## What the exercise asks
Restate the data below word for word. Skip any images it contains.

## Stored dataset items
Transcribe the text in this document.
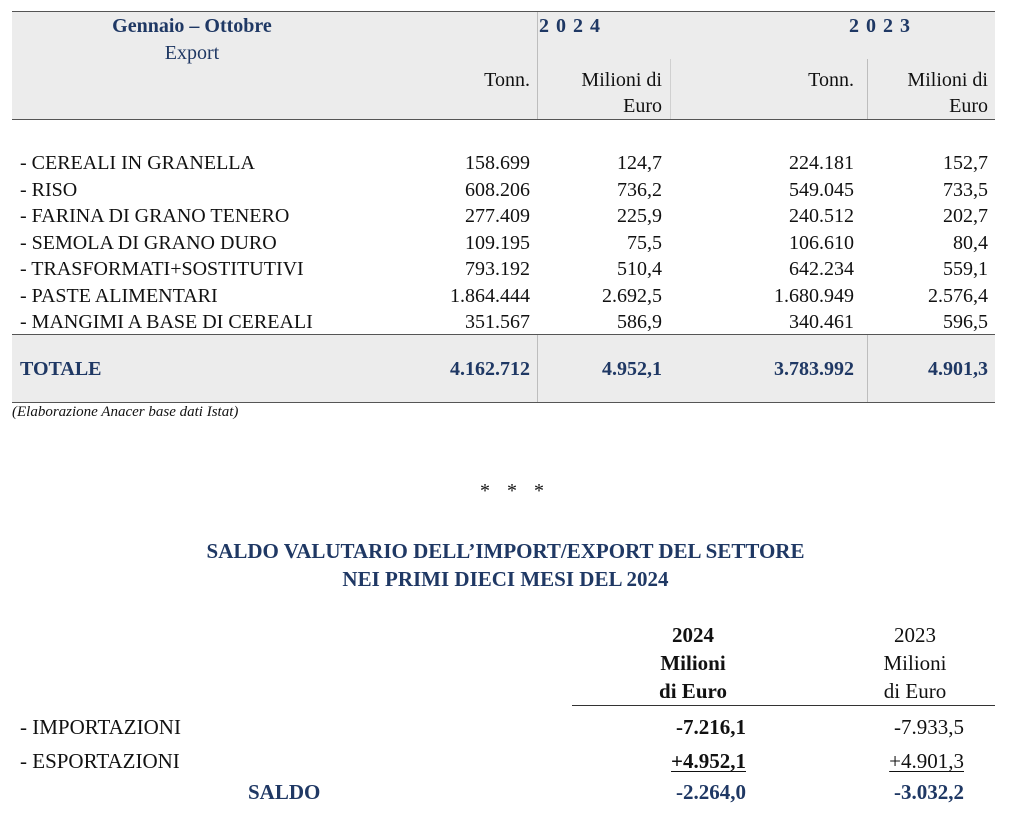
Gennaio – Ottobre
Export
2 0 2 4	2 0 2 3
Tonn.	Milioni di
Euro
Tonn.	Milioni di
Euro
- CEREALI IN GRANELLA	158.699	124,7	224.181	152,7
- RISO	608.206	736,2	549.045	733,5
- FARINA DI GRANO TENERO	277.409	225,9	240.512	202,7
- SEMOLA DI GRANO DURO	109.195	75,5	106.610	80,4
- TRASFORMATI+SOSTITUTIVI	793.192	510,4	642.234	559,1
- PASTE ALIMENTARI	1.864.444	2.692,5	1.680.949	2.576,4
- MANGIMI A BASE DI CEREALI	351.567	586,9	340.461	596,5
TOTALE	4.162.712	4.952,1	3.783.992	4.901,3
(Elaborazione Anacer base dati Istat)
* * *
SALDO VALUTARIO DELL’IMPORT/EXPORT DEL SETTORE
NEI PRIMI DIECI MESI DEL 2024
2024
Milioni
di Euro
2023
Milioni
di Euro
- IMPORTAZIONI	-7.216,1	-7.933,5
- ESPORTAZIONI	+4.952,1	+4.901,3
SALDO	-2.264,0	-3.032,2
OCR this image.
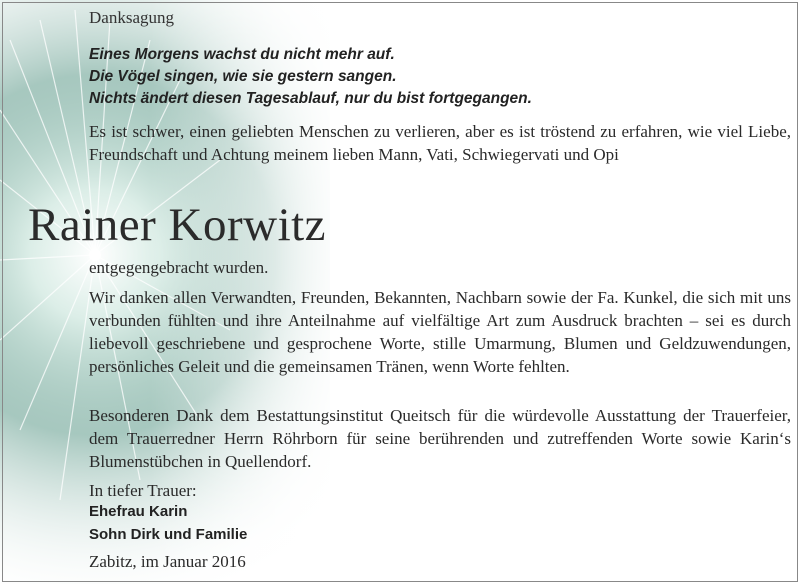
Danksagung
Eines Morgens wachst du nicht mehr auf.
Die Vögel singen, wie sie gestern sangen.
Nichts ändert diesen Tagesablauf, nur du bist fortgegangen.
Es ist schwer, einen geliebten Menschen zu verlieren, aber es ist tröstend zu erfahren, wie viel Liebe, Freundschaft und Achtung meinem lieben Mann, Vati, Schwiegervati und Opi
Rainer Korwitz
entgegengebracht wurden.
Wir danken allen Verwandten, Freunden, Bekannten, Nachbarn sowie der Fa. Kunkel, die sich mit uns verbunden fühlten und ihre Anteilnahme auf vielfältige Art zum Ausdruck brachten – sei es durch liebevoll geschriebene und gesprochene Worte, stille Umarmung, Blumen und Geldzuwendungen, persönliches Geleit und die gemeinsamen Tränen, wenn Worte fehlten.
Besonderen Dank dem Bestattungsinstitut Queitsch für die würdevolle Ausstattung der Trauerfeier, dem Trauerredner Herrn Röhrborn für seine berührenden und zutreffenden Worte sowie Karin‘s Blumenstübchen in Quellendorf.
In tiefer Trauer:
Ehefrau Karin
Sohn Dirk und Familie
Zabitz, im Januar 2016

## Problem solution
Transcribe the text in this document.
Gennaio – Ottobre
Export
2 0 2 4	2 0 2 3
Tonn.	Milioni di
Euro
Tonn.	Milioni di
Euro
- CEREALI IN GRANELLA	158.699	124,7	224.181	152,7
- RISO	608.206	736,2	549.045	733,5
- FARINA DI GRANO TENERO	277.409	225,9	240.512	202,7
- SEMOLA DI GRANO DURO	109.195	75,5	106.610	80,4
- TRASFORMATI+SOSTITUTIVI	793.192	510,4	642.234	559,1
- PASTE ALIMENTARI	1.864.444	2.692,5	1.680.949	2.576,4
- MANGIMI A BASE DI CEREALI	351.567	586,9	340.461	596,5
TOTALE	4.162.712	4.952,1	3.783.992	4.901,3
(Elaborazione Anacer base dati Istat)
* * *
SALDO VALUTARIO DELL’IMPORT/EXPORT DEL SETTORE
NEI PRIMI DIECI MESI DEL 2024
2024
Milioni
di Euro
2023
Milioni
di Euro
- IMPORTAZIONI	-7.216,1	-7.933,5
- ESPORTAZIONI	+4.952,1	+4.901,3
SALDO	-2.264,0	-3.032,2
OCR this image.
Danksagung
Eines Morgens wachst du nicht mehr auf.
Die Vögel singen, wie sie gestern sangen.
Nichts ändert diesen Tagesablauf, nur du bist fortgegangen.
Es ist schwer, einen geliebten Menschen zu verlieren, aber es ist tröstend zu erfahren, wie viel Liebe, Freundschaft und Achtung meinem lieben Mann, Vati, Schwiegervati und Opi
Rainer Korwitz
entgegengebracht wurden.
Wir danken allen Verwandten, Freunden, Bekannten, Nachbarn sowie der Fa. Kunkel, die sich mit uns verbunden fühlten und ihre Anteilnahme auf vielfältige Art zum Ausdruck brachten – sei es durch liebevoll geschriebene und gesprochene Worte, stille Umarmung, Blumen und Geldzuwendungen, persönliches Geleit und die gemeinsamen Tränen, wenn Worte fehlten.
Besonderen Dank dem Bestattungsinstitut Queitsch für die würdevolle Ausstattung der Trauerfeier, dem Trauerredner Herrn Röhrborn für seine berührenden und zutreffenden Worte sowie Karin‘s Blumenstübchen in Quellendorf.
In tiefer Trauer:
Ehefrau Karin
Sohn Dirk und Familie
Zabitz, im Januar 2016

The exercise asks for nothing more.